Dataset items
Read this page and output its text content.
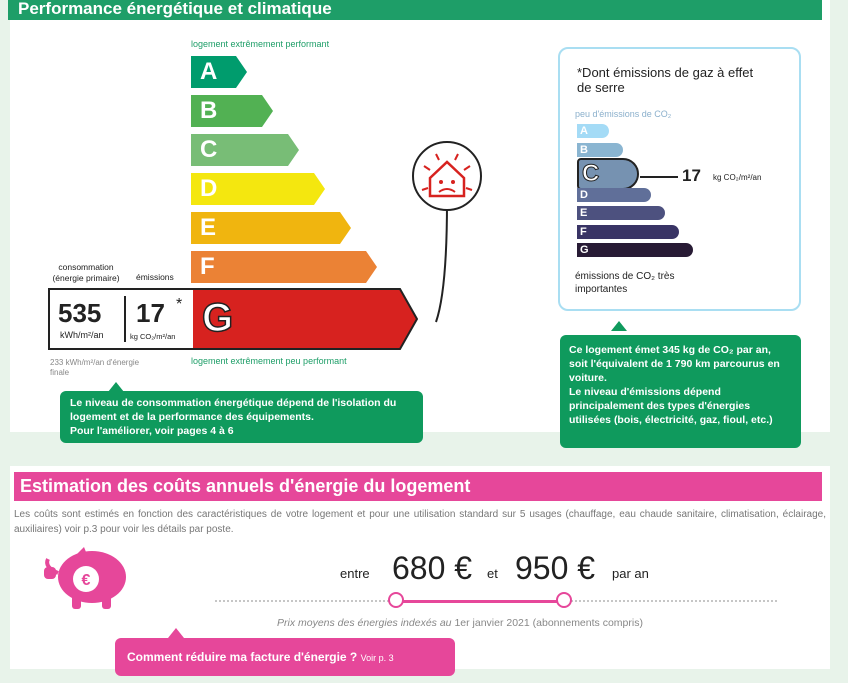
Performance énergétique et climatique
logement extrêmement performant
logement extrêmement peu performant
A
B
C
D
E
F
G
consommation (énergie primaire) émissions
535
kWh/m²/an
17 *
kg CO₂/m²/an
233 kWh/m²/an d'énergie finale
Le niveau de consommation énergétique dépend de l'isolation du logement et de la performance des équipements.
Pour l'améliorer, voir pages 4 à 6
*Dont émissions de gaz à effet de serre
peu d'émissions de CO₂
A
B
C
D
E
F
G
17 kg CO₂/m²/an
émissions de CO₂ très importantes
Ce logement émet 345 kg de CO₂ par an, soit l'équivalent de 1 790 km parcourus en voiture.
Le niveau d'émissions dépend principalement des types d'énergies utilisées (bois, électricité, gaz, fioul, etc.)
Estimation des coûts annuels d'énergie du logement
Les coûts sont estimés en fonction des caractéristiques de votre logement et pour une utilisation standard sur 5 usages (chauffage, eau chaude sanitaire, climatisation, éclairage, auxiliaires) voir p.3 pour voir les détails par poste.
€	entre 680 € et 950 € par an
Prix moyens des énergies indexés au 1er janvier 2021 (abonnements compris)
Comment réduire ma facture d'énergie ? Voir p. 3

*The exercise:* Write out all the entries word for word, but skip any images.

*Answer to the task:*
Read this page and output its text content.
Performance énergétique et climatique
logement extrêmement performant
logement extrêmement peu performant
A
B
C
D
E
F
G
consommation (énergie primaire) émissions
535
kWh/m²/an
17 *
kg CO₂/m²/an
233 kWh/m²/an d'énergie finale
Le niveau de consommation énergétique dépend de l'isolation du logement et de la performance des équipements.
Pour l'améliorer, voir pages 4 à 6
*Dont émissions de gaz à effet de serre
peu d'émissions de CO₂
A
B
C
D
E
F
G
17 kg CO₂/m²/an
émissions de CO₂ très importantes
Ce logement émet 345 kg de CO₂ par an, soit l'équivalent de 1 790 km parcourus en voiture.
Le niveau d'émissions dépend principalement des types d'énergies utilisées (bois, électricité, gaz, fioul, etc.)
Estimation des coûts annuels d'énergie du logement
Les coûts sont estimés en fonction des caractéristiques de votre logement et pour une utilisation standard sur 5 usages (chauffage, eau chaude sanitaire, climatisation, éclairage, auxiliaires) voir p.3 pour voir les détails par poste.
€	entre 680 € et 950 € par an
Prix moyens des énergies indexés au 1er janvier 2021 (abonnements compris)
Comment réduire ma facture d'énergie ? Voir p. 3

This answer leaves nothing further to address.